» **Texte fourni**:
------------------------------------------------------------------------

En mars 2021, l’Office National des Forêts (ONF) partageait sur les réseaux sociaux une photographie du ministre de l’Agriculture martelant un chêne pluricentenaire destiné à la rénovation de la charpente de Notre-Dame de Paris.

(Office National des Forêts, le ministre de l’Agriculture martèle un chêne destiné à la rénovation de la charpente de Notre-Dame de Paris, le 5 mars 2021, forêt de Bercé, Facebook.)

Le martelage, exercé en forêt publique par les gardes forestiers(1), consiste à désigner les arbres à couper ou à protéger, par une marque au marteau. Il représente à la fois l’emprise de l’État sur le territoire et un symbole central de la profession forestière. Toutefois, aujourd’hui, le martelage se transforme : les gardes forestiers, comme leurs collègues ingénieurs et ouvriers, doivent réviser leurs techniques de travail, face aux défis du réchauffement climatique et à la baisse de leurs effectifs. Au cœur d’une enquête qui m’a menée tant dans les administrations européennes, nationales et régionales que dans les cabines des abatteuses mécaniques, je propose ici une focalisation sur le travail des gardes forestiers à travers le martelage. Cet acte technique constitue en effet un objet idéal pour saisir l’inscription de l’action de l’État sur les forêts dans un contexte d’incertitude climatique dans la mesure où il constitue un moment clef de prise de décision dans la gestion forestière. L’étude du travail comme activité à l’échelle) des gardes forestiers permet de mieux comprendre la matérialité de l’action publique forestière et des débats qui la traversent.>

Le martelage : une empreinte de l’État sur ses forêts

Assuré en moyenne deux fois par semaine dans les régions de tradition forestière telles que les Vosges, il consiste à désigner les arbres destinés à être coupés (marquage en abandon) et plus rarement conservés (marquage en réserve). Les arbres récoltés permettent aux autres arbres de se développer ; les arbres conservés, vivants ou morts, sont valorisés pour la biodiversité (habitat d’oiseaux, d’insectes…). Activité collective, le martelage réunit tous les membres d’une unité territoriale qui, en « virée », en ligne, balayent les parcelles les unes après les autres. Les gardes forestiers suivent les consignes de martelage données par leur collègue chargé de la parcelle, selon le document d’aménagement réalisé par l’agence territoriale de l’ONF, qui doit lui-même correspondre aux directives et schémas régionaux d’aménagement et aux orientations nationales.

------------------------------------------------------------------------

[Éléments d’un jeu de données]
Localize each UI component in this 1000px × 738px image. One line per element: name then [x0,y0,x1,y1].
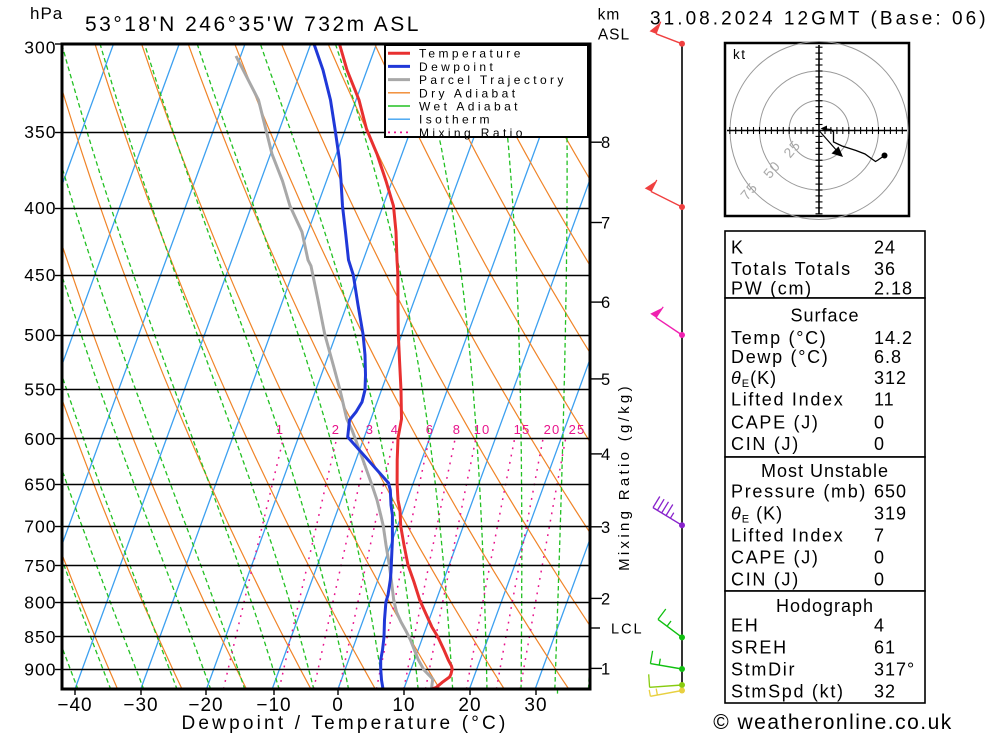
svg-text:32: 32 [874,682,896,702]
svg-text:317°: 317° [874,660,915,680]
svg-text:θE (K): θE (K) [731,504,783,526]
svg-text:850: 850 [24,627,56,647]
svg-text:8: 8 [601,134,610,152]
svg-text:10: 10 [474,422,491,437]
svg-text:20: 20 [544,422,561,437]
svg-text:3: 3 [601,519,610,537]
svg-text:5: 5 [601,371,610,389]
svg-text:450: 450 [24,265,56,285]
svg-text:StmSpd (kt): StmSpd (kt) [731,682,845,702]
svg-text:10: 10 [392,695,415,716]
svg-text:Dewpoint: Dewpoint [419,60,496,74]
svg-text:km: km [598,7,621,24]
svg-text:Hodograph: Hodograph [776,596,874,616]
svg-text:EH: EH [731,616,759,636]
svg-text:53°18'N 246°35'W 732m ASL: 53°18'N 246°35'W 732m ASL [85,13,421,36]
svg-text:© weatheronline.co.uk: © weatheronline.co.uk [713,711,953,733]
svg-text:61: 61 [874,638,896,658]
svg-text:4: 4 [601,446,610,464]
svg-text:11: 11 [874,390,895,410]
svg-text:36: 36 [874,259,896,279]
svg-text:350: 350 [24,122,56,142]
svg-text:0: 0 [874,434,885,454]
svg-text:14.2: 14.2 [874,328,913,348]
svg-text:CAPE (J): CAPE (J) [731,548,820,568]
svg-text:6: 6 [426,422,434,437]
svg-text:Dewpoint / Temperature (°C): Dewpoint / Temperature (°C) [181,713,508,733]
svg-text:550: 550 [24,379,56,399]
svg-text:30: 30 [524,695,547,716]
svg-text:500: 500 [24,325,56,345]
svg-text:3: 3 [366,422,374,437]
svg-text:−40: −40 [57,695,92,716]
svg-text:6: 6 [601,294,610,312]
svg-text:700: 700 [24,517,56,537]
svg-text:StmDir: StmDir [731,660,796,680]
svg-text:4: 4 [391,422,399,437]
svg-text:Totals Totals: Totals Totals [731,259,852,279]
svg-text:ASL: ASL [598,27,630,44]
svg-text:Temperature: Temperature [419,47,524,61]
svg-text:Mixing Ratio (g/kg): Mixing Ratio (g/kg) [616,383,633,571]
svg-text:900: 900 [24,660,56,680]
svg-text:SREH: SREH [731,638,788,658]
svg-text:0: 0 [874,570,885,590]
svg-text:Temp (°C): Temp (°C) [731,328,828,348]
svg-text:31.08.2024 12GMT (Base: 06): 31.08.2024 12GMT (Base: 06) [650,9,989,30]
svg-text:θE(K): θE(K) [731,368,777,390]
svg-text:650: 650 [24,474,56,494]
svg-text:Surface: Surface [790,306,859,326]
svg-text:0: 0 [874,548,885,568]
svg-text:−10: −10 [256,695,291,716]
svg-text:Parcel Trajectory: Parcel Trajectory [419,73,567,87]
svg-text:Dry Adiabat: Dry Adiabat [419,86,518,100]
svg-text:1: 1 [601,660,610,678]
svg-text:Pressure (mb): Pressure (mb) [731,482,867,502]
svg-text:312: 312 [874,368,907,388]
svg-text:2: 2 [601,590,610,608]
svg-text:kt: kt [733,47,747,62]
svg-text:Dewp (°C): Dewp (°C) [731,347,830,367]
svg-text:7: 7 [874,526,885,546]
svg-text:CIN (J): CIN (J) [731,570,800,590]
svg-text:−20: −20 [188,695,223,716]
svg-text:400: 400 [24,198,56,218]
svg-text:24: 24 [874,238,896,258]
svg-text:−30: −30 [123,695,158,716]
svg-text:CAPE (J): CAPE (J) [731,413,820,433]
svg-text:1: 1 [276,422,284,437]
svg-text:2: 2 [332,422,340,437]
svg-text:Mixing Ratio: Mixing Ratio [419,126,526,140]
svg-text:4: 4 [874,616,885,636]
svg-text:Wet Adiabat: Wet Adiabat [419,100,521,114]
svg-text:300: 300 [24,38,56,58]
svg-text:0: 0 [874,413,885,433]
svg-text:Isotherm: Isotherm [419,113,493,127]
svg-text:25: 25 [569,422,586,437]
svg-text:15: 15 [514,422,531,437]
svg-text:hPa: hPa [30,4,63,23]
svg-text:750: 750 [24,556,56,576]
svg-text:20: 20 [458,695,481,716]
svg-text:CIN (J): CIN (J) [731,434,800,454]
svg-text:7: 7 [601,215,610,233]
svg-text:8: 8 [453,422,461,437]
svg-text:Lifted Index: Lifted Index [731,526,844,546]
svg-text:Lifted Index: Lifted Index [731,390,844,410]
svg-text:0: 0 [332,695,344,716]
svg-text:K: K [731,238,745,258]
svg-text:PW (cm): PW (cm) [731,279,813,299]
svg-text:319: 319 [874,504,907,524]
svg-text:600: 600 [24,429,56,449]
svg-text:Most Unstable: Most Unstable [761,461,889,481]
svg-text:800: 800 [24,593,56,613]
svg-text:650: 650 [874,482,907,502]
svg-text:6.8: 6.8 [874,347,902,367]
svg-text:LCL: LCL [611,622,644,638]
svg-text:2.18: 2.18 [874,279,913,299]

------------------------------------------------------------------------

» **Consignes**:
a - D’après le texte sur le martelage, à quelle fréquence moyenne cette opération est-elle assurée dans les régions de tradition forestière comme les Vosges ?
b - Recopiez fidèlement le passage du texte sur le martelage compris entre « (Office National des » et « de Bercé, Facebook.) ».
Les lignes proviennent d’une autre source.

» **Réponses attendues**:
a - En moyenne deux fois par semaine.

b -
(Office National des Forêts, le ministre de l’Agriculture martèle un chêne destiné à la rénovation de la charpente de Notre-Dame de Paris, le 5 mars 2021, forêt de Bercé, Facebook.)